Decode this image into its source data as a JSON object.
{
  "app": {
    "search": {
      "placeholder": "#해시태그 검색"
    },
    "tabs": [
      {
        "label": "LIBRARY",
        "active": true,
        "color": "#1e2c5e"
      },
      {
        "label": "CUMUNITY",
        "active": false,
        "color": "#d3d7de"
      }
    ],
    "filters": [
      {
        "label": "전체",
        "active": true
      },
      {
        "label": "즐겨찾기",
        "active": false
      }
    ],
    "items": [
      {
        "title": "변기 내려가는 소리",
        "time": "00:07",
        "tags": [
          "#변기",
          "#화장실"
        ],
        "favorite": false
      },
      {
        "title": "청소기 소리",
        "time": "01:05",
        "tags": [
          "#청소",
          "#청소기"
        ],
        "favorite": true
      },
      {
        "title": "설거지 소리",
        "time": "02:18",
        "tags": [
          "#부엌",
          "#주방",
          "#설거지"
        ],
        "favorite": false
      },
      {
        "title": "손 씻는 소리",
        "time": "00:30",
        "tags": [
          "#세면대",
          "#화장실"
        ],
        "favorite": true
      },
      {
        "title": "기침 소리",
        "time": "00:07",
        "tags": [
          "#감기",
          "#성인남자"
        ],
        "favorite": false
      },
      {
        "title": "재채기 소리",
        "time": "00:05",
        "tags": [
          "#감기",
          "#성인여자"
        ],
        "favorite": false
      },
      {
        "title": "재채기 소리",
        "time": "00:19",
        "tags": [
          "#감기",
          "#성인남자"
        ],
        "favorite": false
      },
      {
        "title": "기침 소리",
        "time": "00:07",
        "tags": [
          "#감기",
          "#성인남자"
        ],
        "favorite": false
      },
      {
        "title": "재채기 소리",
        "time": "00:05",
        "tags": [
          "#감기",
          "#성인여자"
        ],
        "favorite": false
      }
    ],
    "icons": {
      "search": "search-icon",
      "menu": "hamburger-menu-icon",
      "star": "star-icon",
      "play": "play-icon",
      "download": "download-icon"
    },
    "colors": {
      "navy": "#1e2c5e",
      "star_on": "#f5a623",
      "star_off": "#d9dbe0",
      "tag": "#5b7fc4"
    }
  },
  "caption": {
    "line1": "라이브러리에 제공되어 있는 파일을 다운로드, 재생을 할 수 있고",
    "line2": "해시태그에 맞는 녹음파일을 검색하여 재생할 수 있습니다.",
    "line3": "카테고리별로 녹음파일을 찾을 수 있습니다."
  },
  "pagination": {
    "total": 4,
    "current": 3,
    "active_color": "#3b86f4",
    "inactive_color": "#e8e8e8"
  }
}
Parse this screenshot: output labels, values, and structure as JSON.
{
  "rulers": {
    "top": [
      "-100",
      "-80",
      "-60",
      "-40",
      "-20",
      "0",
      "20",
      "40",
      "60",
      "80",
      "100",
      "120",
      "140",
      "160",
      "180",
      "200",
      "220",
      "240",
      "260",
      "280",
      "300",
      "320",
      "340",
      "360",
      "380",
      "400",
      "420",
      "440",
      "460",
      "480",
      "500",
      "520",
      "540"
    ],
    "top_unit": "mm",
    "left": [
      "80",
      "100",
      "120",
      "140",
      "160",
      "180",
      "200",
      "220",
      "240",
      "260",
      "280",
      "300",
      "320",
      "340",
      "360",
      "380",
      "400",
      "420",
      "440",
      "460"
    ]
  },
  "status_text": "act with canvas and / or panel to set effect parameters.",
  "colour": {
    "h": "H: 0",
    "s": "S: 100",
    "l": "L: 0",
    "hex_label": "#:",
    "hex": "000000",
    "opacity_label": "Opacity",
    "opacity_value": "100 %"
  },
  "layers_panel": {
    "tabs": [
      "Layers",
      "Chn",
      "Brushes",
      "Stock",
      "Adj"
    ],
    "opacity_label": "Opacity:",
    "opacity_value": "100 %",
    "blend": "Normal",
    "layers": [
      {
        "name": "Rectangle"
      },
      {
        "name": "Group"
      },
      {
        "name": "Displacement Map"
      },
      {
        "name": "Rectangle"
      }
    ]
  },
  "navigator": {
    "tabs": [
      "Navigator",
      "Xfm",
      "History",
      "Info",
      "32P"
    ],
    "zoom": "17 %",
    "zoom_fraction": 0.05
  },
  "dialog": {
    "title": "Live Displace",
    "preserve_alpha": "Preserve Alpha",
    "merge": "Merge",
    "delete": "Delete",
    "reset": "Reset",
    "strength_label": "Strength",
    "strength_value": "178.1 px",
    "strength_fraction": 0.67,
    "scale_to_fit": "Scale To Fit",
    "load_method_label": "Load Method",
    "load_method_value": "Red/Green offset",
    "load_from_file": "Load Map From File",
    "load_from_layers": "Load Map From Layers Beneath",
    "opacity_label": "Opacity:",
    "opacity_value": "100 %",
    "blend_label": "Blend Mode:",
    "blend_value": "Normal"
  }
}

Instructions for the task:
Retype every entry above, word for word.

Finished answer:
Decode this image into its source data as a JSON object.
{
  "app": {
    "search": {
      "placeholder": "#해시태그 검색"
    },
    "tabs": [
      {
        "label": "LIBRARY",
        "active": true,
        "color": "#1e2c5e"
      },
      {
        "label": "CUMUNITY",
        "active": false,
        "color": "#d3d7de"
      }
    ],
    "filters": [
      {
        "label": "전체",
        "active": true
      },
      {
        "label": "즐겨찾기",
        "active": false
      }
    ],
    "items": [
      {
        "title": "변기 내려가는 소리",
        "time": "00:07",
        "tags": [
          "#변기",
          "#화장실"
        ],
        "favorite": false
      },
      {
        "title": "청소기 소리",
        "time": "01:05",
        "tags": [
          "#청소",
          "#청소기"
        ],
        "favorite": true
      },
      {
        "title": "설거지 소리",
        "time": "02:18",
        "tags": [
          "#부엌",
          "#주방",
          "#설거지"
        ],
        "favorite": false
      },
      {
        "title": "손 씻는 소리",
        "time": "00:30",
        "tags": [
          "#세면대",
          "#화장실"
        ],
        "favorite": true
      },
      {
        "title": "기침 소리",
        "time": "00:07",
        "tags": [
          "#감기",
          "#성인남자"
        ],
        "favorite": false
      },
      {
        "title": "재채기 소리",
        "time": "00:05",
        "tags": [
          "#감기",
          "#성인여자"
        ],
        "favorite": false
      },
      {
        "title": "재채기 소리",
        "time": "00:19",
        "tags": [
          "#감기",
          "#성인남자"
        ],
        "favorite": false
      },
      {
        "title": "기침 소리",
        "time": "00:07",
        "tags": [
          "#감기",
          "#성인남자"
        ],
        "favorite": false
      },
      {
        "title": "재채기 소리",
        "time": "00:05",
        "tags": [
          "#감기",
          "#성인여자"
        ],
        "favorite": false
      }
    ],
    "icons": {
      "search": "search-icon",
      "menu": "hamburger-menu-icon",
      "star": "star-icon",
      "play": "play-icon",
      "download": "download-icon"
    },
    "colors": {
      "navy": "#1e2c5e",
      "star_on": "#f5a623",
      "star_off": "#d9dbe0",
      "tag": "#5b7fc4"
    }
  },
  "caption": {
    "line1": "라이브러리에 제공되어 있는 파일을 다운로드, 재생을 할 수 있고",
    "line2": "해시태그에 맞는 녹음파일을 검색하여 재생할 수 있습니다.",
    "line3": "카테고리별로 녹음파일을 찾을 수 있습니다."
  },
  "pagination": {
    "total": 4,
    "current": 3,
    "active_color": "#3b86f4",
    "inactive_color": "#e8e8e8"
  }
}
Parse this screenshot: output labels, values, and structure as JSON.
{
  "rulers": {
    "top": [
      "-100",
      "-80",
      "-60",
      "-40",
      "-20",
      "0",
      "20",
      "40",
      "60",
      "80",
      "100",
      "120",
      "140",
      "160",
      "180",
      "200",
      "220",
      "240",
      "260",
      "280",
      "300",
      "320",
      "340",
      "360",
      "380",
      "400",
      "420",
      "440",
      "460",
      "480",
      "500",
      "520",
      "540"
    ],
    "top_unit": "mm",
    "left": [
      "80",
      "100",
      "120",
      "140",
      "160",
      "180",
      "200",
      "220",
      "240",
      "260",
      "280",
      "300",
      "320",
      "340",
      "360",
      "380",
      "400",
      "420",
      "440",
      "460"
    ]
  },
  "status_text": "act with canvas and / or panel to set effect parameters.",
  "colour": {
    "h": "H: 0",
    "s": "S: 100",
    "l": "L: 0",
    "hex_label": "#:",
    "hex": "000000",
    "opacity_label": "Opacity",
    "opacity_value": "100 %"
  },
  "layers_panel": {
    "tabs": [
      "Layers",
      "Chn",
      "Brushes",
      "Stock",
      "Adj"
    ],
    "opacity_label": "Opacity:",
    "opacity_value": "100 %",
    "blend": "Normal",
    "layers": [
      {
        "name": "Rectangle"
      },
      {
        "name": "Group"
      },
      {
        "name": "Displacement Map"
      },
      {
        "name": "Rectangle"
      }
    ]
  },
  "navigator": {
    "tabs": [
      "Navigator",
      "Xfm",
      "History",
      "Info",
      "32P"
    ],
    "zoom": "17 %",
    "zoom_fraction": 0.05
  },
  "dialog": {
    "title": "Live Displace",
    "preserve_alpha": "Preserve Alpha",
    "merge": "Merge",
    "delete": "Delete",
    "reset": "Reset",
    "strength_label": "Strength",
    "strength_value": "178.1 px",
    "strength_fraction": 0.67,
    "scale_to_fit": "Scale To Fit",
    "load_method_label": "Load Method",
    "load_method_value": "Red/Green offset",
    "load_from_file": "Load Map From File",
    "load_from_layers": "Load Map From Layers Beneath",
    "opacity_label": "Opacity:",
    "opacity_value": "100 %",
    "blend_label": "Blend Mode:",
    "blend_value": "Normal"
  }
}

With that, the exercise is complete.